**PROBLEM STATEMENT:**
In the material below, the lines containing the word "plain" are required; copy each of them.

**PROVIDED ENTRIES:**
╔══

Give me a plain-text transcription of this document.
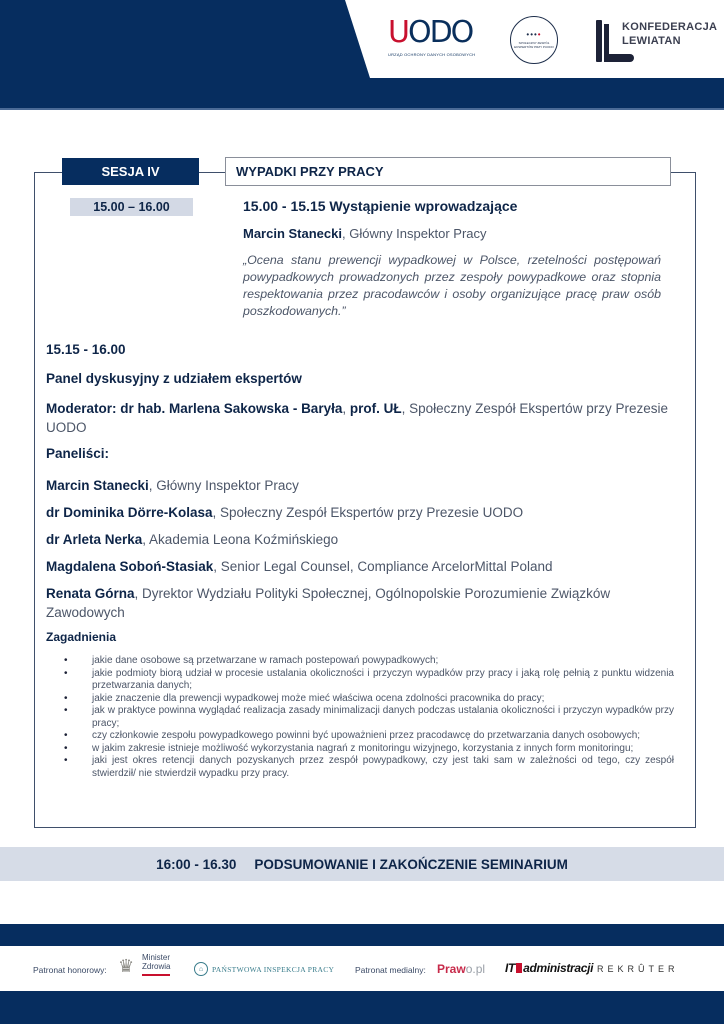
UODO
URZĄD OCHRONY DANYCH OSOBOWYCH
••••
SPOŁECZNY ZESPÓŁ EKSPERTÓW PRZY PUODO
KONFEDERACJA
LEWIATAN
SESJA IV	WYPADKI PRZY PRACY
15.00 – 16.00	15.00 - 15.15 Wystąpienie wprowadzające
Marcin Stanecki, Główny Inspektor Pracy
„Ocena stanu prewencji wypadkowej w Polsce, rzetelności postępowań powypadkowych prowadzonych przez zespoły powypadkowe oraz stopnia respektowania przez pracodawców i osoby organizujące pracę praw osób poszkodowanych.”
15.15 - 16.00
Panel dyskusyjny z udziałem ekspertów
Moderator: dr hab. Marlena Sakowska - Baryła, prof. UŁ, Społeczny Zespół Ekspertów przy Prezesie UODO
Paneliści:
Marcin Stanecki, Główny Inspektor Pracy
dr Dominika Dörre-Kolasa, Społeczny Zespół Ekspertów przy Prezesie UODO
dr Arleta Nerka, Akademia Leona Koźmińskiego
Magdalena Soboń-Stasiak, Senior Legal Counsel, Compliance ArcelorMittal Poland
Renata Górna, Dyrektor Wydziału Polityki Społecznej, Ogólnopolskie Porozumienie Związków Zawodowych
Zagadnienia
• jakie dane osobowe są przetwarzane w ramach postepowań powypadkowych;
• jakie podmioty biorą udział w procesie ustalania okoliczności i przyczyn wypadków przy pracy i jaką rolę pełnią z punktu widzenia przetwarzania danych;
• jakie znaczenie dla prewencji wypadkowej może mieć właściwa ocena zdolności pracownika do pracy;
• jak w praktyce powinna wyglądać realizacja zasady minimalizacji danych podczas ustalania okoliczności i przyczyn wypadków przy pracy;
• czy członkowie zespołu powypadkowego powinni być upoważnieni przez pracodawcę do przetwarzania danych osobowych;
• w jakim zakresie istnieje możliwość wykorzystania nagrań z monitoringu wizyjnego, korzystania z innych form monitoringu;
• jaki jest okres retencji danych pozyskanych przez zespół powypadkowy, czy jest taki sam w zależności od tego, czy zespół stwierdził/ nie stwierdził wypadku przy pracy.
16:00 - 16.30 PODSUMOWANIE I ZAKOŃCZENIE SEMINARIUM
Patronat honorowy: ♛ Minister
Zdrowia	⌂	PAŃSTWOWA INSPEKCJA PRACY Patronat medialny: Prawo.pl IT administracji REKRÛTER
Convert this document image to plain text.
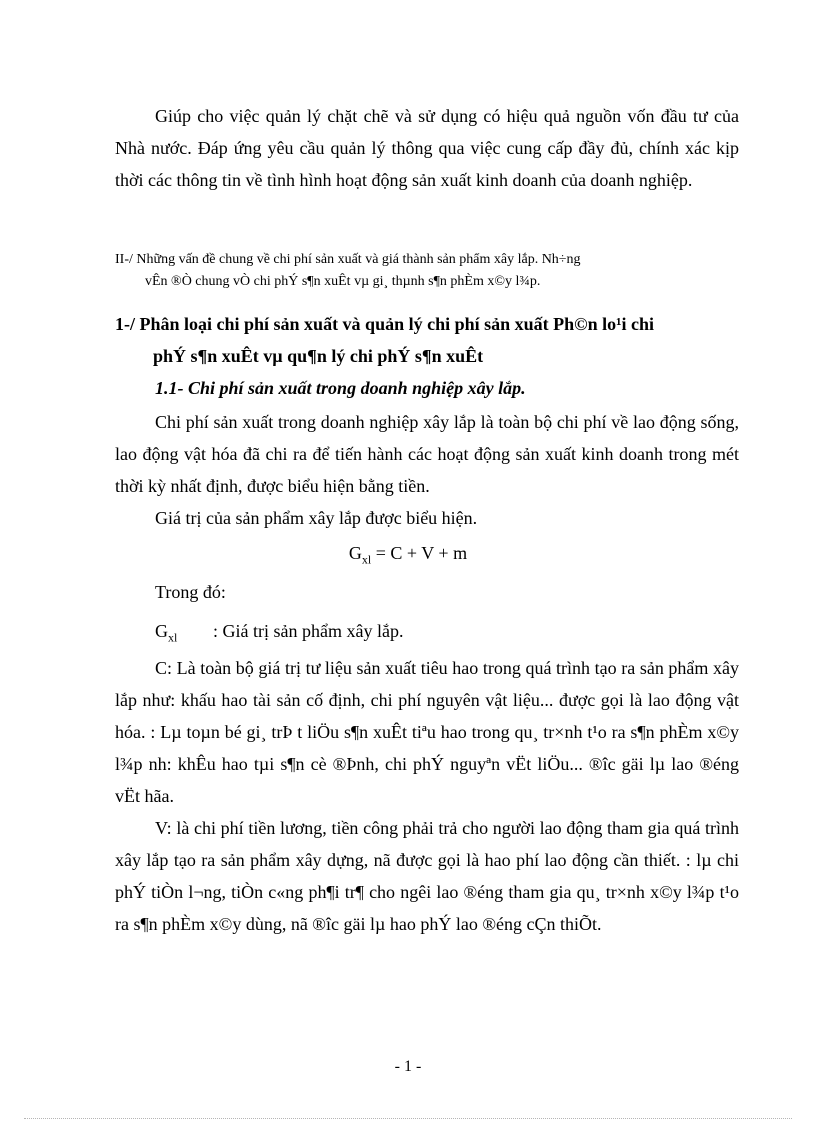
Giúp cho việc quản lý chặt chẽ và sử dụng có hiệu quả nguồn vốn đầu tư của Nhà nước. Đáp ứng yêu cầu quản lý thông qua việc cung cấp đầy đủ, chính xác kịp thời các thông tin về tình hình hoạt động sản xuất kinh doanh của doanh nghiệp.

II-/ Những vấn đề chung về chi phí sản xuất và giá thành sản phẩm xây lắp. Nh÷ng
vÊn ®Ò chung vÒ chi phÝ s¶n xuÊt vµ gi¸ thµnh s¶n phÈm x©y l¾p.
1-/ Phân loại chi phí sản xuất và quản lý chi phí sản xuất Ph©n lo¹i chi
phÝ s¶n xuÊt vµ qu¶n lý chi phÝ s¶n xuÊt

1.1- Chi phí sản xuất trong doanh nghiệp xây lắp.

Chi phí sản xuất trong doanh nghiệp xây lắp là toàn bộ chi phí về lao động sống, lao động vật hóa đã chi ra để tiến hành các hoạt động sản xuất kinh doanh trong mét thời kỳ nhất định, được biểu hiện bằng tiền.

Giá trị của sản phẩm xây lắp được biểu hiện.

$G_{xl} = C + V + m$

Trong đó:

$G_{xl}$ : Giá trị sản phẩm xây lắp.

C: Là toàn bộ giá trị tư liệu sản xuất tiêu hao trong quá trình tạo ra sản phẩm xây lắp như: khấu hao tài sản cố định, chi phí nguyên vật liệu... được gọi là lao động vật hóa. : Lµ toµn bé gi¸ trÞ t liÖu s¶n xuÊt tiªu hao trong qu¸ tr×nh t¹o ra s¶n phÈm x©y l¾p nh: khÊu hao tµi s¶n cè ®Þnh, chi phÝ nguyªn vËt liÖu... ®îc gäi lµ lao ®éng vËt hãa.

V: là chi phí tiền lương, tiền công phải trả cho người lao động tham gia quá trình xây lắp tạo ra sản phẩm xây dựng, nã được gọi là hao phí lao động cần thiết. : lµ chi phÝ tiÒn l¬ng, tiÒn c«ng ph¶i tr¶ cho ngêi lao ®éng tham gia qu¸ tr×nh x©y l¾p t¹o ra s¶n phÈm x©y dùng, nã ®îc gäi lµ hao phÝ lao ®éng cÇn thiÕt.

- 1 -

╚══

**RESPONSE:**
Give me a plain-text transcription of this document.
Convert this document image to plain text.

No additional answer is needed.